- _Exercise directions_
Copy the listing verbatim, excluding any images found in it.

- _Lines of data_
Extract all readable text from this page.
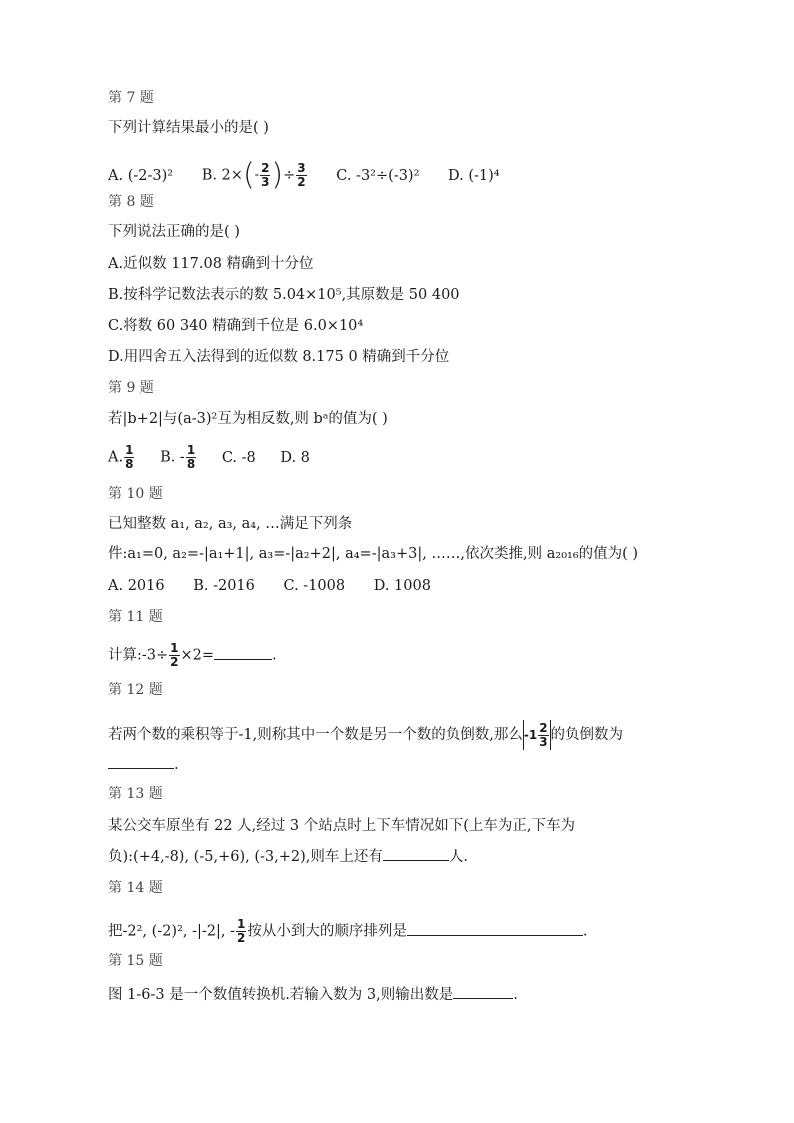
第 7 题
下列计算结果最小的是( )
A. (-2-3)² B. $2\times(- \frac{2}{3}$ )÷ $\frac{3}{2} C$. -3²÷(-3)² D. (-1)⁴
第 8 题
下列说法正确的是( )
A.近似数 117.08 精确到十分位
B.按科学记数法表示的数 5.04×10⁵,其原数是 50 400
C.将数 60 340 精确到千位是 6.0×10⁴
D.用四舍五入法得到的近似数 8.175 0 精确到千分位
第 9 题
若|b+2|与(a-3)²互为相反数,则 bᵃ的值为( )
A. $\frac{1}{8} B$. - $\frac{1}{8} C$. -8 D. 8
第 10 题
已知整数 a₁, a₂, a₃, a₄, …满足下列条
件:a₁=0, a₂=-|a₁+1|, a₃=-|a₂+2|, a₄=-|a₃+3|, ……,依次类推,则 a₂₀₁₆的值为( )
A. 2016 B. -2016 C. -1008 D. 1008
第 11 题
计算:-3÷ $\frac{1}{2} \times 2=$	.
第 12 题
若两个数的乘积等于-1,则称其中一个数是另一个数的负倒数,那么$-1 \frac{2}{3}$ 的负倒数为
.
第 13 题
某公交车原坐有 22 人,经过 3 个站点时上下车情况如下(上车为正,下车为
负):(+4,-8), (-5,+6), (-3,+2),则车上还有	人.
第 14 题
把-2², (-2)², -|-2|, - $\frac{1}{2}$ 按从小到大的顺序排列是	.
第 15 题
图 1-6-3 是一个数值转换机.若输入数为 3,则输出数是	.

- _The response_
Extract all readable text from this page.
第 7 题
下列计算结果最小的是( )
A. (-2-3)² B. $2\times(- \frac{2}{3}$ )÷ $\frac{3}{2} C$. -3²÷(-3)² D. (-1)⁴
第 8 题
下列说法正确的是( )
A.近似数 117.08 精确到十分位
B.按科学记数法表示的数 5.04×10⁵,其原数是 50 400
C.将数 60 340 精确到千位是 6.0×10⁴
D.用四舍五入法得到的近似数 8.175 0 精确到千分位
第 9 题
若|b+2|与(a-3)²互为相反数,则 bᵃ的值为( )
A. $\frac{1}{8} B$. - $\frac{1}{8} C$. -8 D. 8
第 10 题
已知整数 a₁, a₂, a₃, a₄, …满足下列条
件:a₁=0, a₂=-|a₁+1|, a₃=-|a₂+2|, a₄=-|a₃+3|, ……,依次类推,则 a₂₀₁₆的值为( )
A. 2016 B. -2016 C. -1008 D. 1008
第 11 题
计算:-3÷ $\frac{1}{2} \times 2=$	.
第 12 题
若两个数的乘积等于-1,则称其中一个数是另一个数的负倒数,那么$-1 \frac{2}{3}$ 的负倒数为
.
第 13 题
某公交车原坐有 22 人,经过 3 个站点时上下车情况如下(上车为正,下车为
负):(+4,-8), (-5,+6), (-3,+2),则车上还有	人.
第 14 题
把-2², (-2)², -|-2|, - $\frac{1}{2}$ 按从小到大的顺序排列是	.
第 15 题
图 1-6-3 是一个数值转换机.若输入数为 3,则输出数是	.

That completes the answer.